# Stated problem:
Scan the data below for the string "Throughput". Copy every line where it appears.

Entries from a visual dataset:
**********

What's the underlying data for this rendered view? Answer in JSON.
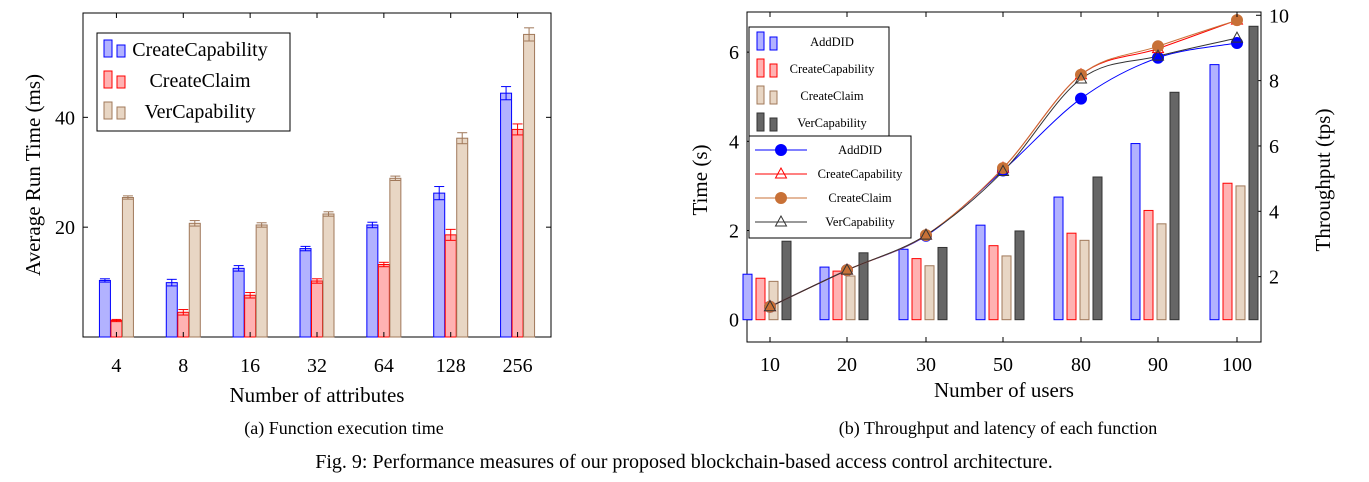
{
  "figure_caption": "Fig. 9: Performance measures of our proposed blockchain-based access control architecture.",
  "colors": {
    "blue": "#0000ff",
    "blue_fill": "#b2b2ff",
    "red": "#ff0000",
    "red_fill": "#ffb2b2",
    "tan": "#a0785a",
    "tan_fill": "#e8d6c4",
    "dark": "#333333",
    "dark_fill": "#666666",
    "orange": "#c87137"
  },
  "chart_data": [
    {
      "type": "bar",
      "caption": "(a) Function execution time",
      "xlabel": "Number of attributes",
      "ylabel": "Average Run Time (ms)",
      "ylim": [
        0,
        59
      ],
      "yticks": [
        20,
        40
      ],
      "categories": [
        "4",
        "8",
        "16",
        "32",
        "64",
        "128",
        "256"
      ],
      "legend_position": "top-left",
      "error_bars": true,
      "series": [
        {
          "name": "CreateCapability",
          "color": "blue",
          "values": [
            10.3,
            9.9,
            12.5,
            16.1,
            20.4,
            26.2,
            44.4
          ],
          "errors": [
            0.3,
            0.6,
            0.5,
            0.4,
            0.5,
            1.2,
            1.2
          ]
        },
        {
          "name": "CreateClaim",
          "color": "red",
          "values": [
            3.0,
            4.5,
            7.6,
            10.2,
            13.2,
            18.6,
            37.8
          ],
          "errors": [
            0.2,
            0.5,
            0.5,
            0.4,
            0.4,
            1.0,
            1.0
          ]
        },
        {
          "name": "VerCapability",
          "color": "tan",
          "values": [
            25.4,
            20.7,
            20.4,
            22.4,
            28.9,
            36.2,
            55.1
          ],
          "errors": [
            0.3,
            0.5,
            0.4,
            0.4,
            0.4,
            1.0,
            1.2
          ]
        }
      ]
    },
    {
      "type": "bar+line",
      "caption": "(b) Throughput and latency of each function",
      "xlabel": "Number of users",
      "ylabel": "Time (s)",
      "ylabel_right": "Throughput (tps)",
      "categories": [
        "10",
        "20",
        "30",
        "50",
        "80",
        "90",
        "100"
      ],
      "ylim": [
        -0.5,
        6.9
      ],
      "yticks": [
        0,
        2,
        4,
        6
      ],
      "ylim_right": [
        0,
        10.1
      ],
      "yticks_right": [
        2,
        4,
        6,
        8,
        10
      ],
      "bar_legend_position": "top-left",
      "line_legend_position": "upper-left",
      "bar_series": [
        {
          "name": "AddDID",
          "color": "blue",
          "values": [
            1.02,
            1.18,
            1.58,
            2.12,
            2.75,
            3.95,
            5.72
          ]
        },
        {
          "name": "CreateCapability",
          "color": "red",
          "values": [
            0.93,
            1.09,
            1.37,
            1.66,
            1.94,
            2.45,
            3.06
          ]
        },
        {
          "name": "CreateClaim",
          "color": "tan",
          "values": [
            0.86,
            0.98,
            1.21,
            1.43,
            1.78,
            2.15,
            3.0
          ]
        },
        {
          "name": "VerCapability",
          "color": "dark",
          "values": [
            1.76,
            1.5,
            1.62,
            1.99,
            3.2,
            5.1,
            6.58
          ]
        }
      ],
      "line_series": [
        {
          "name": "AddDID",
          "color": "blue",
          "marker": "circle",
          "values": [
            1.08,
            2.2,
            3.25,
            5.25,
            7.45,
            8.7,
            9.15
          ]
        },
        {
          "name": "CreateCapability",
          "color": "red",
          "marker": "triangle",
          "values": [
            1.08,
            2.2,
            3.27,
            5.32,
            8.18,
            8.98,
            9.85
          ]
        },
        {
          "name": "CreateClaim",
          "color": "orange",
          "marker": "circle",
          "values": [
            1.08,
            2.2,
            3.27,
            5.32,
            8.18,
            9.05,
            9.85
          ]
        },
        {
          "name": "VerCapability",
          "color": "dark",
          "marker": "triangle",
          "values": [
            1.08,
            2.2,
            3.27,
            5.22,
            8.05,
            8.75,
            9.3
          ]
        }
      ]
    }
  ]
}
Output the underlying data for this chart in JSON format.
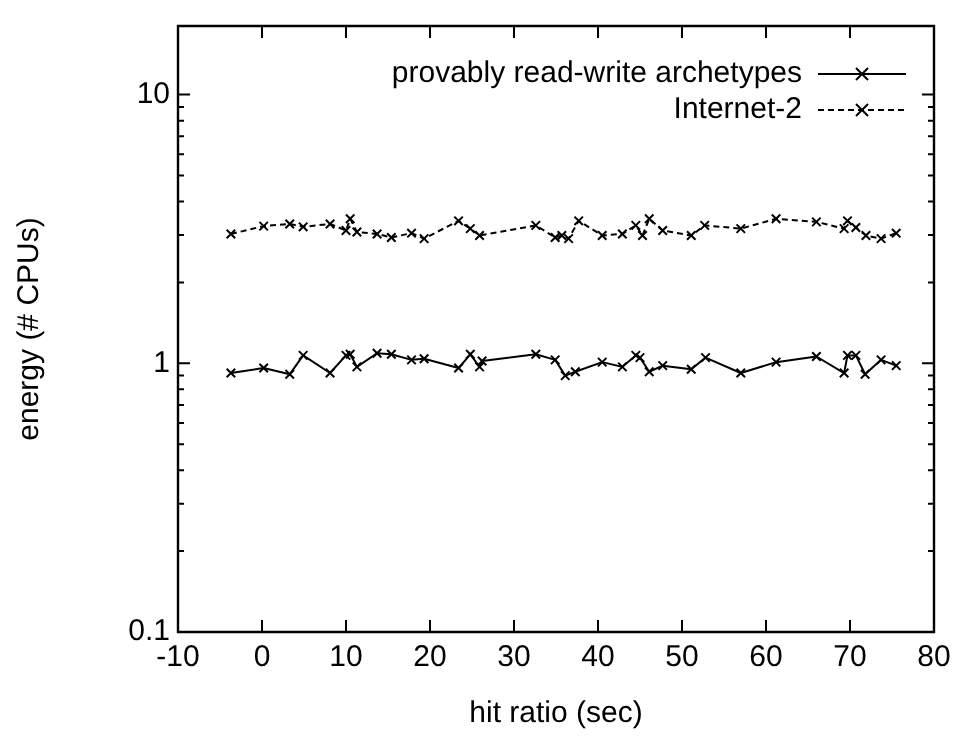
{
  "chart_data": {
    "type": "line",
    "xlabel": "hit ratio (sec)",
    "ylabel": "energy (# CPUs)",
    "log": "y",
    "xlim": [
      -10,
      80
    ],
    "xticks": [
      -10,
      0,
      10,
      20,
      30,
      40,
      50,
      60,
      70,
      80
    ],
    "ylim": [
      0.1,
      18
    ],
    "yticks": [
      0.1,
      {
        "value": 0.2,
        "label": null
      },
      {
        "value": 0.3,
        "label": null
      },
      {
        "value": 0.4,
        "label": null
      },
      {
        "value": 0.5,
        "label": null
      },
      {
        "value": 0.6,
        "label": null
      },
      {
        "value": 0.7,
        "label": null
      },
      {
        "value": 0.8,
        "label": null
      },
      {
        "value": 0.9,
        "label": null
      },
      1,
      {
        "value": 2,
        "label": null
      },
      {
        "value": 3,
        "label": null
      },
      {
        "value": 4,
        "label": null
      },
      {
        "value": 5,
        "label": null
      },
      {
        "value": 6,
        "label": null
      },
      {
        "value": 7,
        "label": null
      },
      {
        "value": 8,
        "label": null
      },
      {
        "value": 9,
        "label": null
      },
      10
    ],
    "grid": false,
    "legend": "top right",
    "marker": "cross",
    "series": [
      {
        "name": "provably read-write archetypes",
        "color": "#000000",
        "line_style": "solid",
        "x": [
          -3.7,
          0.2,
          3.3,
          4.9,
          8.1,
          10.0,
          10.5,
          11.3,
          13.7,
          15.4,
          17.8,
          19.3,
          23.4,
          24.8,
          25.9,
          26.2,
          32.6,
          34.9,
          36.1,
          37.3,
          40.5,
          42.9,
          44.5,
          45.0,
          46.1,
          47.7,
          51.1,
          52.8,
          57.0,
          61.2,
          66.0,
          69.3,
          69.7,
          70.7,
          71.8,
          73.7,
          75.5
        ],
        "values": [
          0.92,
          0.96,
          0.91,
          1.07,
          0.92,
          1.07,
          1.08,
          0.97,
          1.09,
          1.08,
          1.03,
          1.04,
          0.96,
          1.08,
          0.97,
          1.02,
          1.08,
          1.03,
          0.9,
          0.93,
          1.01,
          0.97,
          1.07,
          1.05,
          0.93,
          0.98,
          0.95,
          1.05,
          0.92,
          1.01,
          1.06,
          0.92,
          1.07,
          1.07,
          0.91,
          1.03,
          0.98
        ]
      },
      {
        "name": "Internet-2",
        "color": "#000000",
        "line_style": "dashed",
        "x": [
          -3.7,
          0.2,
          3.3,
          4.9,
          8.1,
          10.0,
          10.5,
          11.3,
          13.7,
          15.4,
          17.8,
          19.3,
          23.4,
          24.8,
          25.9,
          32.6,
          34.9,
          35.7,
          36.5,
          37.7,
          40.5,
          42.9,
          44.5,
          45.3,
          46.1,
          47.7,
          51.1,
          52.7,
          57.0,
          61.2,
          66.0,
          69.3,
          69.7,
          70.7,
          71.9,
          73.7,
          75.5
        ],
        "values": [
          3.03,
          3.24,
          3.3,
          3.22,
          3.3,
          3.12,
          3.45,
          3.08,
          3.03,
          2.94,
          3.05,
          2.91,
          3.39,
          3.17,
          2.99,
          3.26,
          2.94,
          2.99,
          2.91,
          3.39,
          2.99,
          3.03,
          3.26,
          2.99,
          3.45,
          3.12,
          2.99,
          3.26,
          3.17,
          3.45,
          3.36,
          3.17,
          3.39,
          3.2,
          2.99,
          2.91,
          3.05
        ]
      }
    ]
  }
}
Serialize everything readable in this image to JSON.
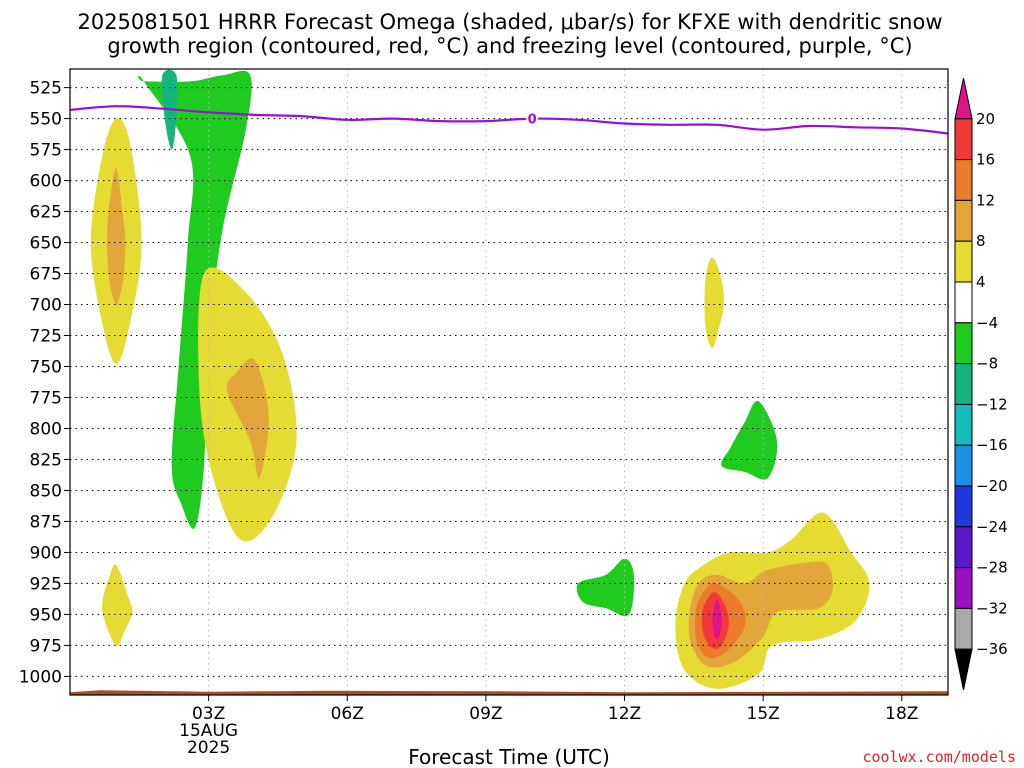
{
  "title": {
    "line1": "2025081501 HRRR Forecast Omega (shaded, μbar/s) for KFXE with dendritic snow",
    "line2": "growth region (contoured, red, °C) and freezing level (contoured, purple, °C)"
  },
  "credit": "coolwx.com/models",
  "chart_data": {
    "type": "heatmap",
    "title": "2025081501 HRRR Forecast Omega (shaded, μbar/s) for KFXE with dendritic snow growth region (contoured, red, °C) and freezing level (contoured, purple, °C)",
    "xlabel": "Forecast Time (UTC)",
    "ylabel": "",
    "xlim_hours": [
      0,
      19
    ],
    "ylim_hpa": [
      1015,
      510
    ],
    "y_scale": "reversed pressure",
    "grid": true,
    "x_ticks": [
      {
        "hour": 3,
        "label": "03Z",
        "sub": [
          "15AUG",
          "2025"
        ]
      },
      {
        "hour": 6,
        "label": "06Z"
      },
      {
        "hour": 9,
        "label": "09Z"
      },
      {
        "hour": 12,
        "label": "12Z"
      },
      {
        "hour": 15,
        "label": "15Z"
      },
      {
        "hour": 18,
        "label": "18Z"
      }
    ],
    "y_ticks": [
      525,
      550,
      575,
      600,
      625,
      650,
      675,
      700,
      725,
      750,
      775,
      800,
      825,
      850,
      875,
      900,
      925,
      950,
      975,
      1000
    ],
    "colorbar": {
      "ticks": [
        "20",
        "16",
        "12",
        "8",
        "4",
        "−4",
        "−8",
        "−12",
        "−16",
        "−20",
        "−24",
        "−28",
        "−32",
        "−36"
      ],
      "bins": [
        {
          "range": "> 20",
          "color": "#e0138a"
        },
        {
          "range": "16 to 20",
          "color": "#f23a3a"
        },
        {
          "range": "12 to 16",
          "color": "#ec7c2c"
        },
        {
          "range": "8 to 12",
          "color": "#e2a63a"
        },
        {
          "range": "4 to 8",
          "color": "#e5dc33"
        },
        {
          "range": "-4 to 4",
          "color": "#ffffff"
        },
        {
          "range": "-8 to -4",
          "color": "#1ecb1e"
        },
        {
          "range": "-12 to -8",
          "color": "#15b67e"
        },
        {
          "range": "-16 to -12",
          "color": "#16bcbc"
        },
        {
          "range": "-20 to -16",
          "color": "#1d8fe4"
        },
        {
          "range": "-24 to -20",
          "color": "#1f38dc"
        },
        {
          "range": "-28 to -24",
          "color": "#5a18c8"
        },
        {
          "range": "-32 to -28",
          "color": "#9a0fc0"
        },
        {
          "range": "-36 to -32",
          "color": "#a9a9a9"
        },
        {
          "range": "< -36",
          "color": "#000000"
        }
      ]
    },
    "freezing_level": {
      "label": "0",
      "label_hour": 10,
      "color": "#9a10d0",
      "points": [
        [
          0,
          543
        ],
        [
          1.0,
          540
        ],
        [
          2.0,
          542
        ],
        [
          3.0,
          545
        ],
        [
          4.0,
          547
        ],
        [
          5.0,
          548
        ],
        [
          6.0,
          551
        ],
        [
          7.0,
          550
        ],
        [
          8.0,
          552
        ],
        [
          9.0,
          552
        ],
        [
          10.0,
          550
        ],
        [
          11.0,
          551
        ],
        [
          12.0,
          554
        ],
        [
          13.0,
          555
        ],
        [
          14.0,
          555
        ],
        [
          15.0,
          559
        ],
        [
          16.0,
          556
        ],
        [
          17.0,
          557
        ],
        [
          18.0,
          558
        ],
        [
          19.0,
          562
        ]
      ]
    },
    "omega_regions": [
      {
        "name": "green band",
        "bin": "-8 to -4",
        "points": [
          [
            1.6,
            520
          ],
          [
            2.6,
            520
          ],
          [
            3.3,
            515
          ],
          [
            3.9,
            515
          ],
          [
            3.8,
            560
          ],
          [
            3.3,
            640
          ],
          [
            3.0,
            730
          ],
          [
            2.9,
            830
          ],
          [
            2.7,
            880
          ],
          [
            2.4,
            860
          ],
          [
            2.2,
            830
          ],
          [
            2.35,
            750
          ],
          [
            2.55,
            650
          ],
          [
            2.6,
            580
          ],
          [
            1.6,
            520
          ]
        ]
      },
      {
        "name": "cyan core",
        "bin": "-12 to -8",
        "points": [
          [
            2.3,
            515
          ],
          [
            2.3,
            550
          ],
          [
            2.2,
            575
          ],
          [
            2.05,
            550
          ],
          [
            2.0,
            515
          ]
        ]
      },
      {
        "name": "yellow left upper",
        "bin": "4 to 8",
        "points": [
          [
            1.0,
            550
          ],
          [
            1.3,
            570
          ],
          [
            1.55,
            650
          ],
          [
            1.3,
            715
          ],
          [
            1.0,
            748
          ],
          [
            0.7,
            715
          ],
          [
            0.45,
            650
          ],
          [
            0.7,
            580
          ]
        ]
      },
      {
        "name": "orange left upper",
        "bin": "8 to 12",
        "points": [
          [
            1.0,
            590
          ],
          [
            1.15,
            630
          ],
          [
            1.2,
            650
          ],
          [
            1.15,
            680
          ],
          [
            1.0,
            700
          ],
          [
            0.85,
            680
          ],
          [
            0.8,
            650
          ],
          [
            0.85,
            620
          ]
        ]
      },
      {
        "name": "yellow mid",
        "bin": "4 to 8",
        "points": [
          [
            2.9,
            675
          ],
          [
            3.8,
            690
          ],
          [
            4.6,
            740
          ],
          [
            4.9,
            810
          ],
          [
            4.4,
            870
          ],
          [
            3.7,
            890
          ],
          [
            3.1,
            840
          ],
          [
            2.8,
            770
          ]
        ]
      },
      {
        "name": "orange mid",
        "bin": "8 to 12",
        "points": [
          [
            4.0,
            745
          ],
          [
            4.3,
            790
          ],
          [
            4.1,
            840
          ],
          [
            3.9,
            810
          ],
          [
            3.4,
            770
          ],
          [
            3.6,
            755
          ]
        ]
      },
      {
        "name": "yellow left lower",
        "bin": "4 to 8",
        "points": [
          [
            1.0,
            910
          ],
          [
            1.25,
            935
          ],
          [
            1.35,
            948
          ],
          [
            1.2,
            962
          ],
          [
            1.0,
            975
          ],
          [
            0.75,
            955
          ],
          [
            0.7,
            940
          ],
          [
            0.85,
            920
          ]
        ]
      },
      {
        "name": "yellow small",
        "bin": "4 to 8",
        "points": [
          [
            13.9,
            662
          ],
          [
            14.1,
            680
          ],
          [
            14.15,
            700
          ],
          [
            14.05,
            718
          ],
          [
            13.9,
            735
          ],
          [
            13.75,
            718
          ],
          [
            13.75,
            680
          ]
        ]
      },
      {
        "name": "green right upper",
        "bin": "-8 to -4",
        "points": [
          [
            14.9,
            778
          ],
          [
            15.3,
            810
          ],
          [
            15.1,
            840
          ],
          [
            14.6,
            835
          ],
          [
            14.1,
            830
          ],
          [
            14.3,
            815
          ],
          [
            14.6,
            795
          ]
        ]
      },
      {
        "name": "green 12Z",
        "bin": "-8 to -4",
        "points": [
          [
            11.0,
            925
          ],
          [
            11.6,
            918
          ],
          [
            12.0,
            905
          ],
          [
            12.2,
            918
          ],
          [
            12.1,
            950
          ],
          [
            11.6,
            945
          ],
          [
            11.1,
            940
          ]
        ]
      },
      {
        "name": "yellow lower right",
        "bin": "4 to 8",
        "points": [
          [
            13.8,
            908
          ],
          [
            14.3,
            900
          ],
          [
            15.1,
            900
          ],
          [
            15.6,
            890
          ],
          [
            16.3,
            868
          ],
          [
            16.9,
            900
          ],
          [
            17.3,
            925
          ],
          [
            17.0,
            955
          ],
          [
            16.2,
            970
          ],
          [
            15.2,
            975
          ],
          [
            14.9,
            998
          ],
          [
            14.0,
            1010
          ],
          [
            13.3,
            995
          ],
          [
            13.1,
            960
          ],
          [
            13.3,
            925
          ]
        ]
      },
      {
        "name": "orange lower right",
        "bin": "8 to 12",
        "points": [
          [
            14.6,
            925
          ],
          [
            15.1,
            914
          ],
          [
            16.0,
            908
          ],
          [
            16.4,
            910
          ],
          [
            16.5,
            930
          ],
          [
            16.2,
            945
          ],
          [
            15.3,
            948
          ],
          [
            15.0,
            968
          ],
          [
            14.4,
            988
          ],
          [
            13.8,
            992
          ],
          [
            13.45,
            975
          ],
          [
            13.4,
            950
          ],
          [
            13.6,
            925
          ],
          [
            14.0,
            918
          ]
        ]
      },
      {
        "name": "orange lower right core",
        "bin": "12 to 16",
        "points": [
          [
            14.0,
            925
          ],
          [
            14.5,
            940
          ],
          [
            14.6,
            960
          ],
          [
            14.2,
            980
          ],
          [
            13.8,
            985
          ],
          [
            13.55,
            970
          ],
          [
            13.55,
            945
          ],
          [
            13.75,
            930
          ]
        ]
      },
      {
        "name": "red core",
        "bin": "16 to 20",
        "points": [
          [
            13.95,
            932
          ],
          [
            14.2,
            945
          ],
          [
            14.25,
            960
          ],
          [
            14.1,
            975
          ],
          [
            13.9,
            977
          ],
          [
            13.7,
            965
          ],
          [
            13.7,
            945
          ]
        ]
      },
      {
        "name": "magenta peak",
        "bin": "> 20",
        "points": [
          [
            14.0,
            938
          ],
          [
            14.1,
            952
          ],
          [
            14.05,
            968
          ],
          [
            13.95,
            968
          ],
          [
            13.9,
            952
          ]
        ]
      }
    ],
    "terrain": {
      "color": "#a4502a",
      "top_hpa": 1012
    }
  }
}
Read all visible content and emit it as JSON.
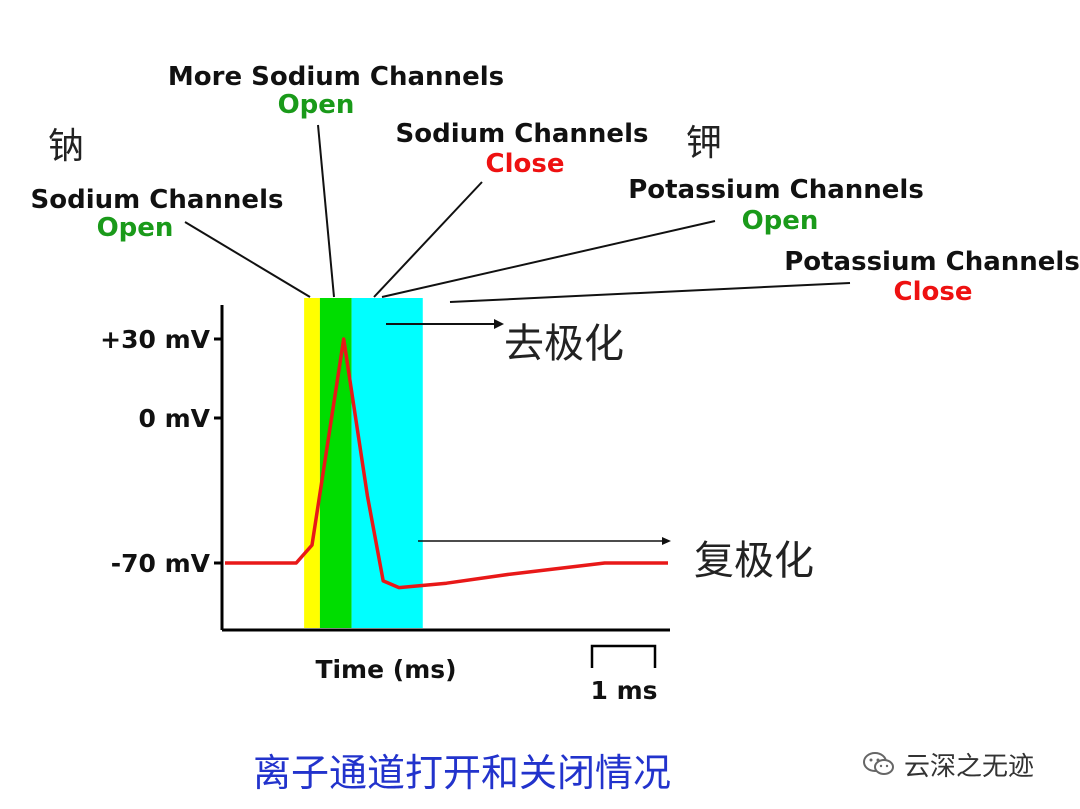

**********

# Expected answer:
      "caption": "(b) Throughput and latency of each function",
      "ylabel_right": "Throughput (tps)",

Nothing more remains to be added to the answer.